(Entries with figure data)
--- START ---

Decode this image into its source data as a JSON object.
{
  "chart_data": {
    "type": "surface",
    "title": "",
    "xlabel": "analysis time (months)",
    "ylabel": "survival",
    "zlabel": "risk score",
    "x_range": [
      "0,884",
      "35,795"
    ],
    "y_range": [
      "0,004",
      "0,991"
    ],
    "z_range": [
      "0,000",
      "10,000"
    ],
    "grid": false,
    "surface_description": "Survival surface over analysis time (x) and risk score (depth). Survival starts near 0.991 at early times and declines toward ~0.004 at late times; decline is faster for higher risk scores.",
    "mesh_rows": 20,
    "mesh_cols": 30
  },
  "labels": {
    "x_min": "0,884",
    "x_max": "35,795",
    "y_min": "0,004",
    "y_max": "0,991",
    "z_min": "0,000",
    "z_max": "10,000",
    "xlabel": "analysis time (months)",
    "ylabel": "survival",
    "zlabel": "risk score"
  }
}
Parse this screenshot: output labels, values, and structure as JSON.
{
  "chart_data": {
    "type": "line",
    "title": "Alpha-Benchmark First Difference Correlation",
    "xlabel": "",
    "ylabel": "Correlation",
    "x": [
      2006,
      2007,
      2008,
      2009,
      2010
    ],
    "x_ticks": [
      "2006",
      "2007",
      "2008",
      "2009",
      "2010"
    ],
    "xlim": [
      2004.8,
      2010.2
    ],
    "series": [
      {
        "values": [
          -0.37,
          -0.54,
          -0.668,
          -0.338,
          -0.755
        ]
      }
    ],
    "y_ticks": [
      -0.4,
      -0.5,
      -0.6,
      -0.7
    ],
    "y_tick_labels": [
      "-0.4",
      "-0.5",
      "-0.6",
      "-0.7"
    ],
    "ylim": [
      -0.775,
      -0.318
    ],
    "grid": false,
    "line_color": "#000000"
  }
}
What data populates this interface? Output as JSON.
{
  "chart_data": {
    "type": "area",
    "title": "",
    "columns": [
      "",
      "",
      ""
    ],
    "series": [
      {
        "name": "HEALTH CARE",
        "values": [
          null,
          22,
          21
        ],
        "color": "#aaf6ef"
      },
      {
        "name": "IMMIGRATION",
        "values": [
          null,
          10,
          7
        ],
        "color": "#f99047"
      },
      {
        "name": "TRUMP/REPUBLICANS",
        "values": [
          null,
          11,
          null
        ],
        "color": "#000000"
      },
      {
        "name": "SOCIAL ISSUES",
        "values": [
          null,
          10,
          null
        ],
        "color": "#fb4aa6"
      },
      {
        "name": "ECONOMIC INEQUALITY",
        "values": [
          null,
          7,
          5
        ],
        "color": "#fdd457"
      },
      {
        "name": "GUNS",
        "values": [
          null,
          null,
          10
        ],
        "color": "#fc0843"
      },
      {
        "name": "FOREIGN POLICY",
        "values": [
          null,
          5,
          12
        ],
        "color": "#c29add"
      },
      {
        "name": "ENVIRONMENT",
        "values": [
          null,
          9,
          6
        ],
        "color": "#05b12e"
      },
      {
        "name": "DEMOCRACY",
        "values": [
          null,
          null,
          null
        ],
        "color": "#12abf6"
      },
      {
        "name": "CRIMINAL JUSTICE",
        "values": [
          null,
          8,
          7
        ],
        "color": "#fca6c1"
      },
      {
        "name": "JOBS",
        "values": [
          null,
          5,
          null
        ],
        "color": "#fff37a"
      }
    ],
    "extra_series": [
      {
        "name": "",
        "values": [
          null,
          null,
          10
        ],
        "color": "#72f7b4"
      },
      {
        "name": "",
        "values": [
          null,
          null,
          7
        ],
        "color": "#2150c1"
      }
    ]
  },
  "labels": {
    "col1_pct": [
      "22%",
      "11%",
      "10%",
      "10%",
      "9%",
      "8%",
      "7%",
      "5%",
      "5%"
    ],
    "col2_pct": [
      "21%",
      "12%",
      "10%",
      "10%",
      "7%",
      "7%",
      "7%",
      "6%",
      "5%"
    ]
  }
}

--- END ---

Goal. From the data above, show each line that contains "score".

Answer to this task.
    "zlabel": "risk score",
    "surface_description": "Survival surface over analysis time (x) and risk score (depth). Survival starts near 0.991 at early times and declines toward ~0.004 at late times; decline is faster for higher risk scores.",
    "zlabel": "risk score"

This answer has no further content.